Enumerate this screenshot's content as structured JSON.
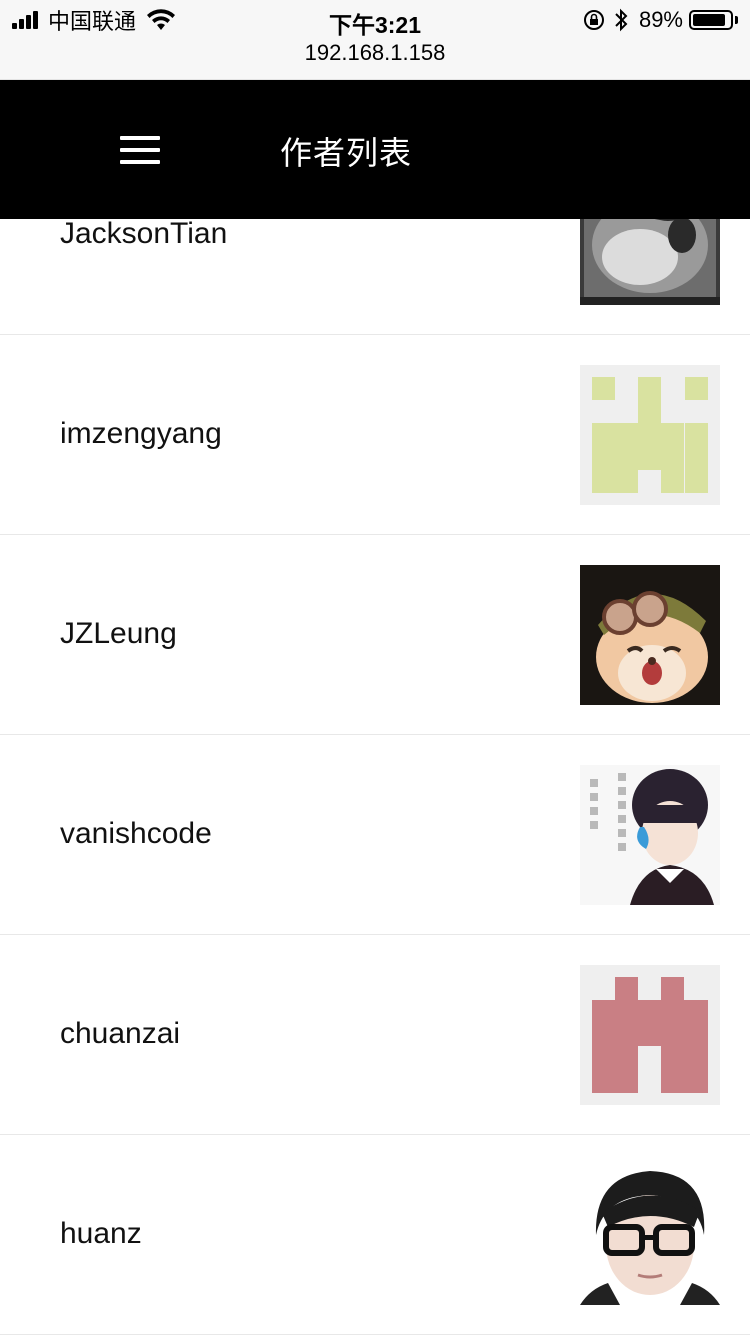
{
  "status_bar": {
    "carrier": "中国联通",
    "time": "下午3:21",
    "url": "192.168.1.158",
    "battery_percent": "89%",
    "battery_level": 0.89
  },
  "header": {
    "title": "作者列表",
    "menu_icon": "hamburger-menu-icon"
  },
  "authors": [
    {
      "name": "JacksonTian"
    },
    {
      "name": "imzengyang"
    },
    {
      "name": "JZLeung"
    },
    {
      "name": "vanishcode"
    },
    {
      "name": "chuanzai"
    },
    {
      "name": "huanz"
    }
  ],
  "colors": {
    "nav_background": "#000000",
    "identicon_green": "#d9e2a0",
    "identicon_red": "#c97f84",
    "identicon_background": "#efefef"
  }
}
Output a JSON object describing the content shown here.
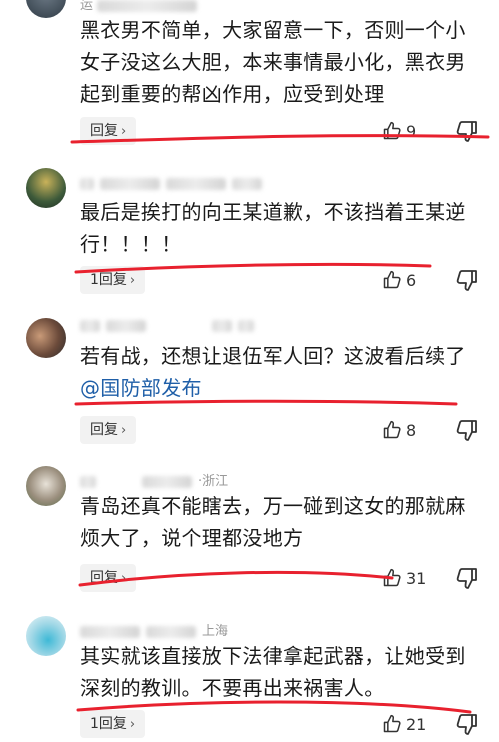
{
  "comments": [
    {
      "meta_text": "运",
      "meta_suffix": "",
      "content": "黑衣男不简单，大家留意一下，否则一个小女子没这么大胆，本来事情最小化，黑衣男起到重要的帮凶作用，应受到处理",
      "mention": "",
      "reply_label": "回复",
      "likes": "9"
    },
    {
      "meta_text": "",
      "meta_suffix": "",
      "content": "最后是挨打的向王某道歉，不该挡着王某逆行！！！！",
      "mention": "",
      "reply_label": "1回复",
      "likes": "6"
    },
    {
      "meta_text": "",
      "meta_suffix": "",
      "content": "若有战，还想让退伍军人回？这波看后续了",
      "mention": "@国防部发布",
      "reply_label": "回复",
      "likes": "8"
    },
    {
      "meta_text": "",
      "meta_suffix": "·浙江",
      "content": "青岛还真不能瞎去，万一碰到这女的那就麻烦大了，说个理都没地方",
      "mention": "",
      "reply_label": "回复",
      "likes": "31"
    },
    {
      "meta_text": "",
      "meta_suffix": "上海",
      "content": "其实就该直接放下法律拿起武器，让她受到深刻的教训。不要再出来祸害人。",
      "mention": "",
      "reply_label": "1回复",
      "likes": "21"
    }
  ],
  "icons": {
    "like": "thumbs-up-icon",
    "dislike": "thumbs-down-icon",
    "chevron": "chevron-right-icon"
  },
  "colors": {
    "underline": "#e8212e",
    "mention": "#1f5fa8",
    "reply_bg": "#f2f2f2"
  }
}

EXERCISE DETAILS → Filter the entries down to the lines with the word "content" in them.

COMPLETE RESPONSE →
Enumerate this screenshot's content as structured JSON.
Output a JSON object describing the content shown here.
      "content": "黑衣男不简单，大家留意一下，否则一个小女子没这么大胆，本来事情最小化，黑衣男起到重要的帮凶作用，应受到处理",
      "content": "最后是挨打的向王某道歉，不该挡着王某逆行！！！！",
      "content": "若有战，还想让退伍军人回？这波看后续了",
      "content": "青岛还真不能瞎去，万一碰到这女的那就麻烦大了，说个理都没地方",
      "content": "其实就该直接放下法律拿起武器，让她受到深刻的教训。不要再出来祸害人。",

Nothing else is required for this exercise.